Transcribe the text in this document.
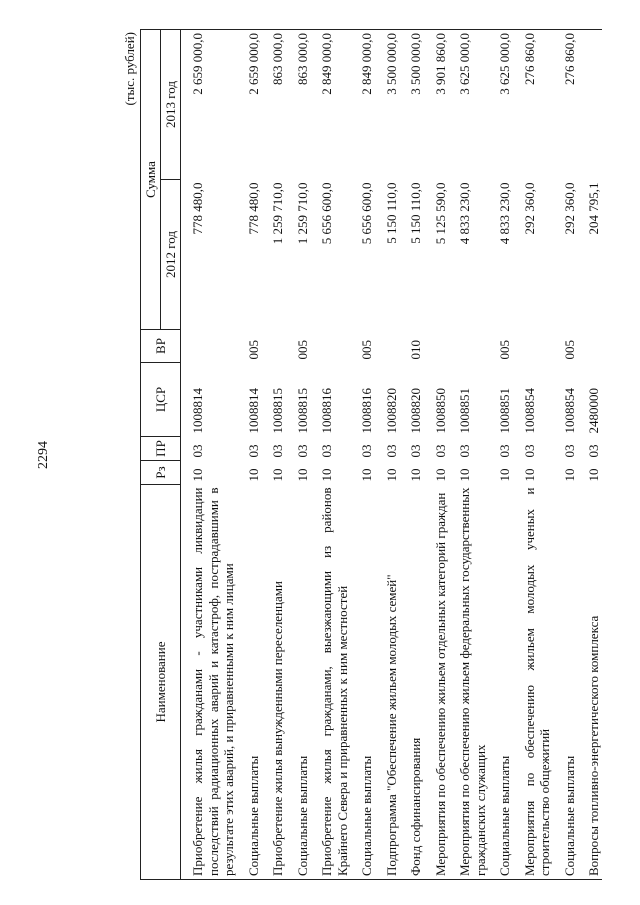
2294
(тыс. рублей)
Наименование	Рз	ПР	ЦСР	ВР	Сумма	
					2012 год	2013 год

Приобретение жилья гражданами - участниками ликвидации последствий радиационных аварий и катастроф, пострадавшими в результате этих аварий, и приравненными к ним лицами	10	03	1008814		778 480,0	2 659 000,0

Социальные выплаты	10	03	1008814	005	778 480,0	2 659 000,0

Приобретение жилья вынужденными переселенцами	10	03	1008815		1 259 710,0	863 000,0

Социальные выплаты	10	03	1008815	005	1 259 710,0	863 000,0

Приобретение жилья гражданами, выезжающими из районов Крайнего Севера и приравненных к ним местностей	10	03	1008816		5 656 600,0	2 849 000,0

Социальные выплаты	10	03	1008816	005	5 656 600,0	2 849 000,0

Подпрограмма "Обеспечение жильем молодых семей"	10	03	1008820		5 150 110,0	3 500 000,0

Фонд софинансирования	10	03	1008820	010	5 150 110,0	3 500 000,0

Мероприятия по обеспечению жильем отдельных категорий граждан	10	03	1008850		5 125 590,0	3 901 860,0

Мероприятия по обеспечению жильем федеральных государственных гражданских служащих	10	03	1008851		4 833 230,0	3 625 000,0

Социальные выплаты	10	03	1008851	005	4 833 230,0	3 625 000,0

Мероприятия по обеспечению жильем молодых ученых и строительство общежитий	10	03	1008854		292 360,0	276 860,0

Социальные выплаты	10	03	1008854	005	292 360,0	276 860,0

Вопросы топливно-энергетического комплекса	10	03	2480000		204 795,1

+===+

Exercise brief: Filter out all lines lacking the word "Социальные" and copy the rest.

Written answer:
Социальные выплаты	10	03	1008814	005	778 480,0	2 659 000,0
Социальные выплаты	10	03	1008815	005	1 259 710,0	863 000,0
Социальные выплаты	10	03	1008816	005	5 656 600,0	2 849 000,0
Социальные выплаты	10	03	1008851	005	4 833 230,0	3 625 000,0
Социальные выплаты	10	03	1008854	005	292 360,0	276 860,0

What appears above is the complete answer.